— YOUR TASK —
In the listing, print the lines unchanged, beginning with the line that contains "substrate-atom: [84, 260, 98, 274]" and stopping after the line that contains "substrate-atom: [522, 523, 536, 537]".

— Collected data —
★ ★ ★
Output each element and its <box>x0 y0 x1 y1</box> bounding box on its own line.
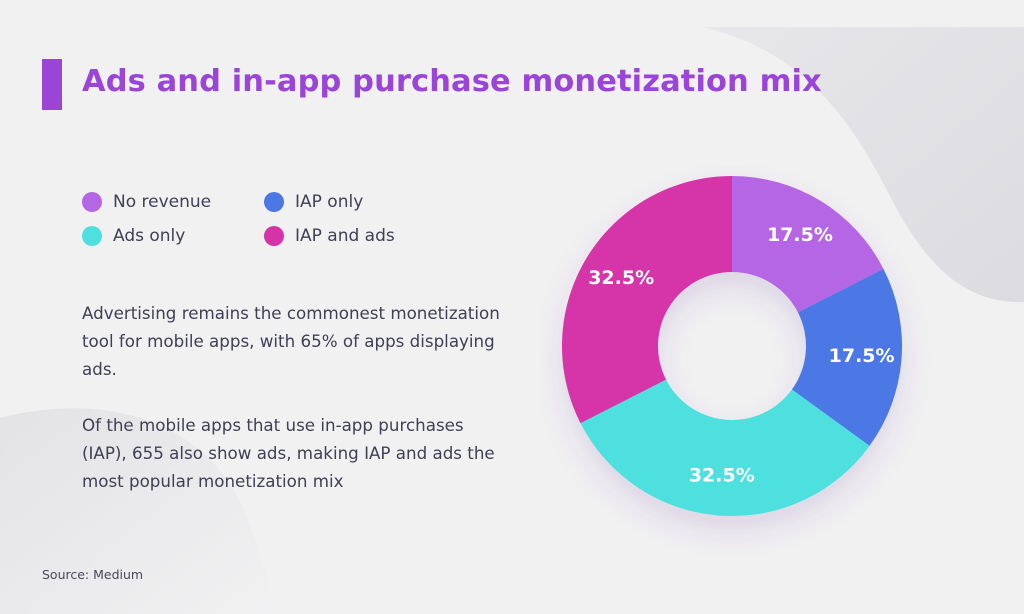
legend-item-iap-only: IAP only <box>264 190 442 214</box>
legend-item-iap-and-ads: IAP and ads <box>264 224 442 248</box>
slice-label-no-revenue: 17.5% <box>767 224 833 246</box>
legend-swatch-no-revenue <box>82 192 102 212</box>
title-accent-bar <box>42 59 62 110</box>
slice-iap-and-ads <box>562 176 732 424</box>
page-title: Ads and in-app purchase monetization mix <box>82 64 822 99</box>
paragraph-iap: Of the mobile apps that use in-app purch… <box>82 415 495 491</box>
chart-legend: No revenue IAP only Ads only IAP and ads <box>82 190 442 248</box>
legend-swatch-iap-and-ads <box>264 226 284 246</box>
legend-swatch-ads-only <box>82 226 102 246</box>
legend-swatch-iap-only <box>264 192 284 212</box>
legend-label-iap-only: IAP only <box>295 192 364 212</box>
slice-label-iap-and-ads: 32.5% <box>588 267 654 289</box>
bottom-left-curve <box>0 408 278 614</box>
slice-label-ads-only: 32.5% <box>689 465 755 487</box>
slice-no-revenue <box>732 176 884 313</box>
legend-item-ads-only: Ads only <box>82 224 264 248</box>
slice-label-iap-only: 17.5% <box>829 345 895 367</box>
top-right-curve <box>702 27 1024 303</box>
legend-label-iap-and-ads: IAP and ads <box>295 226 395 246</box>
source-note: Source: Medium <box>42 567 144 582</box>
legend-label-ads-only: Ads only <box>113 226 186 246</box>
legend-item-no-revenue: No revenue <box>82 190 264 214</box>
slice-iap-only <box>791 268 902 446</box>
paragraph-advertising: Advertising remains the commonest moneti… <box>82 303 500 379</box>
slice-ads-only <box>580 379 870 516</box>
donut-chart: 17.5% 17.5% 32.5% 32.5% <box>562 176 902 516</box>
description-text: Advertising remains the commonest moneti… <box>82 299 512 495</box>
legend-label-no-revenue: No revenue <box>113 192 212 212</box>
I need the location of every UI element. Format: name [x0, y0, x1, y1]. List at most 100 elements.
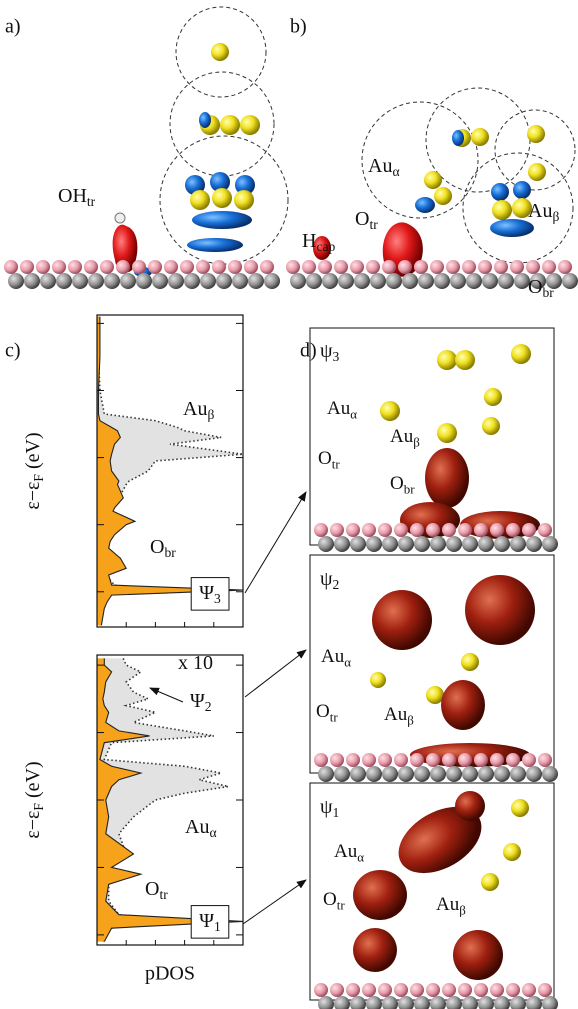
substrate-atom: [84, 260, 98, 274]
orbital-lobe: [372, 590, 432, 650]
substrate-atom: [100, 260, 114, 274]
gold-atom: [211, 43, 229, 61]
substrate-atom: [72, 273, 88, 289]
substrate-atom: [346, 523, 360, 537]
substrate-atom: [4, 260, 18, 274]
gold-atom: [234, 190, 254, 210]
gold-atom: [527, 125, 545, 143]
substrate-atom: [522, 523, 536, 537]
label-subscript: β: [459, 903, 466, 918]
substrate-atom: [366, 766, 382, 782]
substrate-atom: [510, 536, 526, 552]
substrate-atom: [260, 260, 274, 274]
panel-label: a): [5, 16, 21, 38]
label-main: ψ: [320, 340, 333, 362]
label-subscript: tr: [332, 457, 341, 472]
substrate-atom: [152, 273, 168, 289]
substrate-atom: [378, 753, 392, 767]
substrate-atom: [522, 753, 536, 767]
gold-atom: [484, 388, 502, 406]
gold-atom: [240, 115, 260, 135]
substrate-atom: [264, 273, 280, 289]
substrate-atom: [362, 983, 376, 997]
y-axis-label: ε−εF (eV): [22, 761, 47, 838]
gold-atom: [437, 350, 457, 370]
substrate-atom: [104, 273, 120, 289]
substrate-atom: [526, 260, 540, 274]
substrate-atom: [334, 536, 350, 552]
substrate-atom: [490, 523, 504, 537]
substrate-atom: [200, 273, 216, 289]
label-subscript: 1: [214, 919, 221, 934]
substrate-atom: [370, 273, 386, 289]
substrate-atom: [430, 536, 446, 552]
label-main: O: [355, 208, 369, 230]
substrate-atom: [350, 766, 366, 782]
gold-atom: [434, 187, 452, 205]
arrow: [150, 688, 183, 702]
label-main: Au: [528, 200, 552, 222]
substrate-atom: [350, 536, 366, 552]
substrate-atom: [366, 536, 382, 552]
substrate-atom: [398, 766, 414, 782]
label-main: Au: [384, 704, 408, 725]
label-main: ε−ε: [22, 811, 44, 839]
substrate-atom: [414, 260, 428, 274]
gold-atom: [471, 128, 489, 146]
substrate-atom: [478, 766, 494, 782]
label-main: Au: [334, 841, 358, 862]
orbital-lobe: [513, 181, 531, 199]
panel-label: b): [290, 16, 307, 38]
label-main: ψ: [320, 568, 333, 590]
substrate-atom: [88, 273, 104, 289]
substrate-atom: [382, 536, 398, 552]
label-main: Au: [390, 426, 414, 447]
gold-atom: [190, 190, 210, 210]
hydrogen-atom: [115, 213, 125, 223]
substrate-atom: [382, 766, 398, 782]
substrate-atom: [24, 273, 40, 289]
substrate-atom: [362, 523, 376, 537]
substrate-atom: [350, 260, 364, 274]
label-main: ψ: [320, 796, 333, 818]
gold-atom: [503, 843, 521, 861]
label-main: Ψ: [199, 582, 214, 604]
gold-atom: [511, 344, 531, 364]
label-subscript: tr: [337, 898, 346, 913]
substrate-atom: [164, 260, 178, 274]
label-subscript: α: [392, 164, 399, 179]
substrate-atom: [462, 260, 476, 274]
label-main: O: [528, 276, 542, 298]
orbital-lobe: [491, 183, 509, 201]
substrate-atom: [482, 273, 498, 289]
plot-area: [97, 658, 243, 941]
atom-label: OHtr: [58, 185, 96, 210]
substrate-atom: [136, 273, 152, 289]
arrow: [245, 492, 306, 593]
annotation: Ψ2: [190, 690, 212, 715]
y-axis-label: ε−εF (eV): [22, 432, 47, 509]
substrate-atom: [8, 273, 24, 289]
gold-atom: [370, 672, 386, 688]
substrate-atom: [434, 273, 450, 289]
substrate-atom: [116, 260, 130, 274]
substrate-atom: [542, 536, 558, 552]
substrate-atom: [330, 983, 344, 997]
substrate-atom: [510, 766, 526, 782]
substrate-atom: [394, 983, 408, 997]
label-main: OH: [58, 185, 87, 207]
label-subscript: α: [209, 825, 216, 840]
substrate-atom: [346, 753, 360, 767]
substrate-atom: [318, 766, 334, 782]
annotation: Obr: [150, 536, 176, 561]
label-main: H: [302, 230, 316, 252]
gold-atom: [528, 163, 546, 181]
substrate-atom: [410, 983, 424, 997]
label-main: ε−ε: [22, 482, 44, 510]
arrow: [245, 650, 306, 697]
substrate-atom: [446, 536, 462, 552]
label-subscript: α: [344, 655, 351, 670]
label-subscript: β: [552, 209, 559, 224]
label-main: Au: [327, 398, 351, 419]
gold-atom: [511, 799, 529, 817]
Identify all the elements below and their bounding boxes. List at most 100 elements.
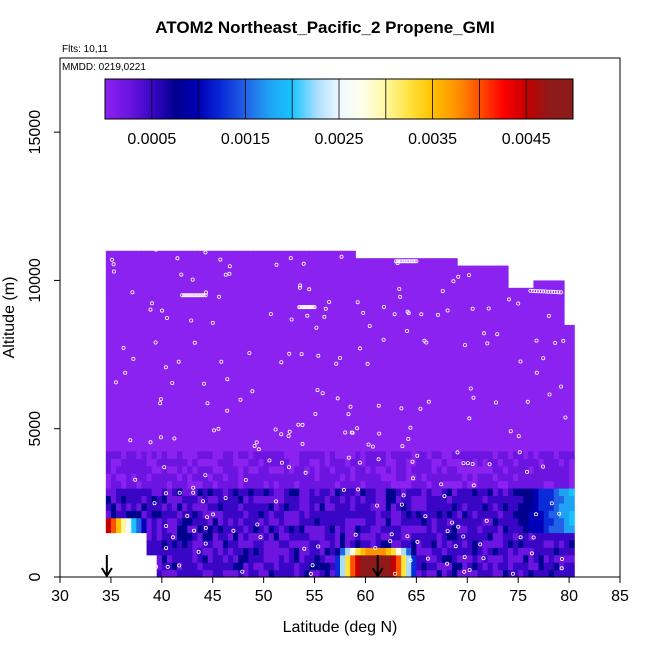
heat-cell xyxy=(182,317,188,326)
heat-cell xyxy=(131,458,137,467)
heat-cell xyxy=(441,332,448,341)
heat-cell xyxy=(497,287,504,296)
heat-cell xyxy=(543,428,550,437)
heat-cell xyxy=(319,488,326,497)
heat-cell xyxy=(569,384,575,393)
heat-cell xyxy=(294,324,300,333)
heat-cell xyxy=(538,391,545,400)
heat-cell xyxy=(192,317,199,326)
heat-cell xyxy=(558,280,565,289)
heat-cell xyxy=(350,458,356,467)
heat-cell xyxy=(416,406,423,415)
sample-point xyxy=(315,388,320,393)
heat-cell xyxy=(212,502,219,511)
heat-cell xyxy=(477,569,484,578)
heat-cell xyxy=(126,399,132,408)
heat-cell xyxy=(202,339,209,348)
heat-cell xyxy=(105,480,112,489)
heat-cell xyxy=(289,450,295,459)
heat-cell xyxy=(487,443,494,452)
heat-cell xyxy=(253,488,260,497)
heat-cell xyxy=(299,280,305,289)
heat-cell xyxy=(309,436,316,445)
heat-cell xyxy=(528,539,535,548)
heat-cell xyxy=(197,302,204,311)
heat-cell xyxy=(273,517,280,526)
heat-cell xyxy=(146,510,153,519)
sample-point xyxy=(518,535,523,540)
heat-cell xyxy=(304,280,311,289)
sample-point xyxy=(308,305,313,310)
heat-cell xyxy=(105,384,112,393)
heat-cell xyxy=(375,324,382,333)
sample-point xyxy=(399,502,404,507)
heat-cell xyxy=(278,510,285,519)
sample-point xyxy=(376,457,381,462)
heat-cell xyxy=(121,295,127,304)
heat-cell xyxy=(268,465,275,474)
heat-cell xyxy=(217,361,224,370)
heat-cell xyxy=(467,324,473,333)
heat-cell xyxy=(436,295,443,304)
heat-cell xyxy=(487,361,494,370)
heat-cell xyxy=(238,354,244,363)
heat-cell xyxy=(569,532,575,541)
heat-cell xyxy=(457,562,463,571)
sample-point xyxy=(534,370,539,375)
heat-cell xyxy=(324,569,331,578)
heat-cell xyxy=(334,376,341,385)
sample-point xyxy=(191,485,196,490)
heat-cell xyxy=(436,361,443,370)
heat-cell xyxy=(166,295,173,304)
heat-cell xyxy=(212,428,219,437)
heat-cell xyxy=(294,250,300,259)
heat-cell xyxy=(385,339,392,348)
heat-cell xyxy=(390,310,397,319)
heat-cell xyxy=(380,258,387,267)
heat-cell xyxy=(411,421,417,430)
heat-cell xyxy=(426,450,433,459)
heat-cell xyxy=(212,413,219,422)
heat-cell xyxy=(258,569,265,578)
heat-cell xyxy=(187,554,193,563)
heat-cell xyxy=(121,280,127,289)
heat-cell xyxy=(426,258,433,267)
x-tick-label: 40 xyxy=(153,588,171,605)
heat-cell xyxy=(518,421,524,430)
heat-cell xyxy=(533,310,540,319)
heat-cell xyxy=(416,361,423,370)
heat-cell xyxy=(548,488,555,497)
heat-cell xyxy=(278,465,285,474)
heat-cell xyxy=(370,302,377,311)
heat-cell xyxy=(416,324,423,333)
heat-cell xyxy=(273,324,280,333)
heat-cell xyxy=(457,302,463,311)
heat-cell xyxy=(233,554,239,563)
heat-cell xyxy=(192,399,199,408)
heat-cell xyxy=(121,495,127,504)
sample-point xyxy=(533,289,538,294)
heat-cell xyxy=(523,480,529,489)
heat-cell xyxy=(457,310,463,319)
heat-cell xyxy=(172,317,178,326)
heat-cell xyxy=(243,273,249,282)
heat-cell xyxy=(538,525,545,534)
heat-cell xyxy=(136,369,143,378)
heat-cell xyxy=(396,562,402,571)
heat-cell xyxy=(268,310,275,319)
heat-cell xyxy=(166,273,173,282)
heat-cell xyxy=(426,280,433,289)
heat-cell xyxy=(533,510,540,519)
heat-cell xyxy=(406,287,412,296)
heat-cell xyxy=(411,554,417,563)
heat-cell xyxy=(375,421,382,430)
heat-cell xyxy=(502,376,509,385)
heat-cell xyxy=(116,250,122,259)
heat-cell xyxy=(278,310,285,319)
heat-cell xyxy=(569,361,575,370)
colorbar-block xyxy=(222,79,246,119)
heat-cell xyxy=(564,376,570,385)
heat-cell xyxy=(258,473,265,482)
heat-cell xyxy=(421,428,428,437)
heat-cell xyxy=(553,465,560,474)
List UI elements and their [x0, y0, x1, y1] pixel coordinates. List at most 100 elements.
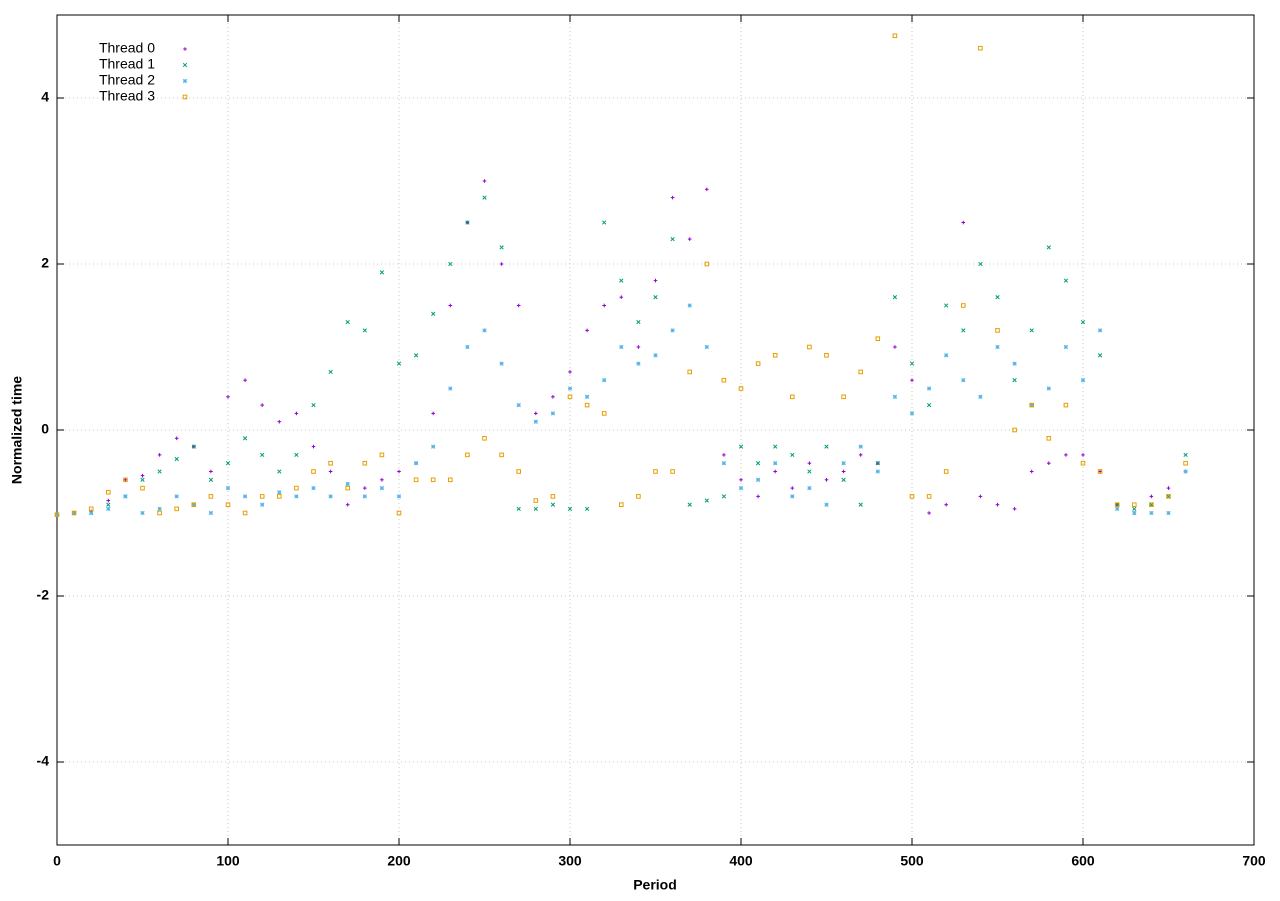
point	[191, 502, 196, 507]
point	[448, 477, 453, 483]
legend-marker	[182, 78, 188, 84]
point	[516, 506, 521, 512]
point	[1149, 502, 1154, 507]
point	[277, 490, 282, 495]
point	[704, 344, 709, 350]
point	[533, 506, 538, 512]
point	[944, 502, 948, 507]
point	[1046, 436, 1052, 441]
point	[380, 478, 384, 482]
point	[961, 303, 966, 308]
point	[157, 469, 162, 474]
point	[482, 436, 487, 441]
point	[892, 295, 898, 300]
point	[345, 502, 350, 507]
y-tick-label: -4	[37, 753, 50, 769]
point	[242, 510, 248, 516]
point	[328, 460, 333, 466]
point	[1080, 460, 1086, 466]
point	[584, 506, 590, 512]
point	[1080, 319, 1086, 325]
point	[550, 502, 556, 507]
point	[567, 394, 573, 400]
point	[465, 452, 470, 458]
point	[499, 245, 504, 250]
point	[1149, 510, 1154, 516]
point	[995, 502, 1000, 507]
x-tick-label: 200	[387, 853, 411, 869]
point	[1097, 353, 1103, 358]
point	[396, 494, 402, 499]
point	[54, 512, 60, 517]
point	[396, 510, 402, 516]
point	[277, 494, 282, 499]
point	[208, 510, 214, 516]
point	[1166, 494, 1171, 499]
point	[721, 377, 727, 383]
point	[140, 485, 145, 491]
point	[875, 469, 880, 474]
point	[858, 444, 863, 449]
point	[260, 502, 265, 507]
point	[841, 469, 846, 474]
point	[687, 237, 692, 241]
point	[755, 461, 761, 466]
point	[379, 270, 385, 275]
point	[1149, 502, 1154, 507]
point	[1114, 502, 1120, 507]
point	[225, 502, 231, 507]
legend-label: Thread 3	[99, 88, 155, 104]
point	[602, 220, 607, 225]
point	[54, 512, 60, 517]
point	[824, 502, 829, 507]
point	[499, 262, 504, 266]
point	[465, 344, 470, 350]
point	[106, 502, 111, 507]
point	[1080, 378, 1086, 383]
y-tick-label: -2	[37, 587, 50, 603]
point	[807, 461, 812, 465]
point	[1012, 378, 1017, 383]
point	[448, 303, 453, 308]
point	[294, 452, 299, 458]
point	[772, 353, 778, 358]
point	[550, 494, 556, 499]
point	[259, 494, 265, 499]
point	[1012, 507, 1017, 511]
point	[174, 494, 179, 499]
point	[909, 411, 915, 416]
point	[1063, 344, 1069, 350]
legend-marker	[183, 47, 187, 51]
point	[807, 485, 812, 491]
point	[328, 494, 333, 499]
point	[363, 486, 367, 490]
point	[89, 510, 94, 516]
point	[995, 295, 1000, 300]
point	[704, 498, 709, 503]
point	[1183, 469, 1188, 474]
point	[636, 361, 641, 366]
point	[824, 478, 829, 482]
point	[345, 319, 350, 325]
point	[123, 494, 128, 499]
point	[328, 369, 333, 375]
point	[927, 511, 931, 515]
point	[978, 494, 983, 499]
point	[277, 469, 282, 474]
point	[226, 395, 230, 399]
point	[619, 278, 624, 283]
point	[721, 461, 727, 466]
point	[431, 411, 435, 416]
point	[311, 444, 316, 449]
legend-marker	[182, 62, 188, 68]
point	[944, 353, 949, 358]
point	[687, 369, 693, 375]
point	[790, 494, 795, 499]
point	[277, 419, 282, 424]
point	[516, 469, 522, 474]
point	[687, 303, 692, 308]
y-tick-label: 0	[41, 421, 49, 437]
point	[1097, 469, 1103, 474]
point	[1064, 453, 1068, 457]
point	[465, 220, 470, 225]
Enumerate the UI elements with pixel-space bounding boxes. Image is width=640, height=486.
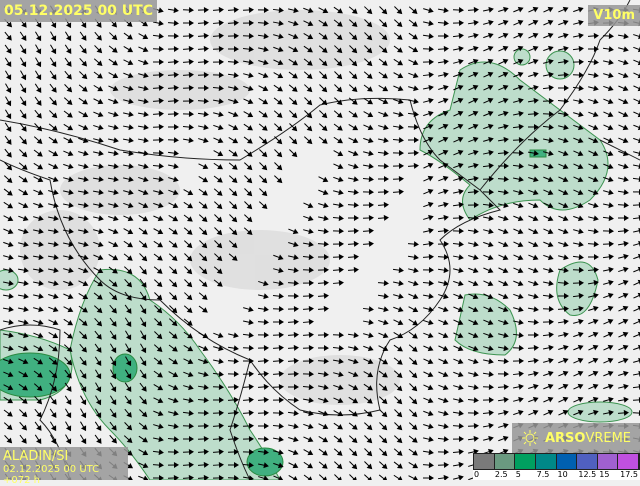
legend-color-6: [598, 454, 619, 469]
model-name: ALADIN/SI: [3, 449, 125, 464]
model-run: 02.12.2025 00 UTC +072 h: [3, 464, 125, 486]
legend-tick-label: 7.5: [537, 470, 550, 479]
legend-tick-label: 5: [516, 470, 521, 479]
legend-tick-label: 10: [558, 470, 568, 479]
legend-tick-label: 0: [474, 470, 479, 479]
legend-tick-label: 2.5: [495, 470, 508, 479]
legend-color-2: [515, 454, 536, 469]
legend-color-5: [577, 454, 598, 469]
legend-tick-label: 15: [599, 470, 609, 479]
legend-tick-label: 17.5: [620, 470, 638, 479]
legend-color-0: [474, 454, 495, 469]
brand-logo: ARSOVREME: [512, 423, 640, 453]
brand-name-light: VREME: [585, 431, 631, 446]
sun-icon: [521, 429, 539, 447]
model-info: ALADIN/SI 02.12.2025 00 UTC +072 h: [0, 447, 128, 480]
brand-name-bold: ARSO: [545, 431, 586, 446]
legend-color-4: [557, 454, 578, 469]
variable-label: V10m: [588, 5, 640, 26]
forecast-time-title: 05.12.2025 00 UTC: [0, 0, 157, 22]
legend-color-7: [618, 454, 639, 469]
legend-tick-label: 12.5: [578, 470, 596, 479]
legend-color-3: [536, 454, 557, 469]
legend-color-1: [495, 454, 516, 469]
★ ★ ★
— OUTPUT FOR THIS EXERCISE —
substrate-atom: [84, 260, 98, 274]
orbital-lobe: [372, 590, 432, 650]
substrate-atom: [100, 260, 114, 274]
gold-atom: [211, 43, 229, 61]
substrate-atom: [72, 273, 88, 289]
substrate-atom: [346, 523, 360, 537]
substrate-atom: [4, 260, 18, 274]
gold-atom: [234, 190, 254, 210]
gold-atom: [527, 125, 545, 143]
substrate-atom: [522, 523, 536, 537]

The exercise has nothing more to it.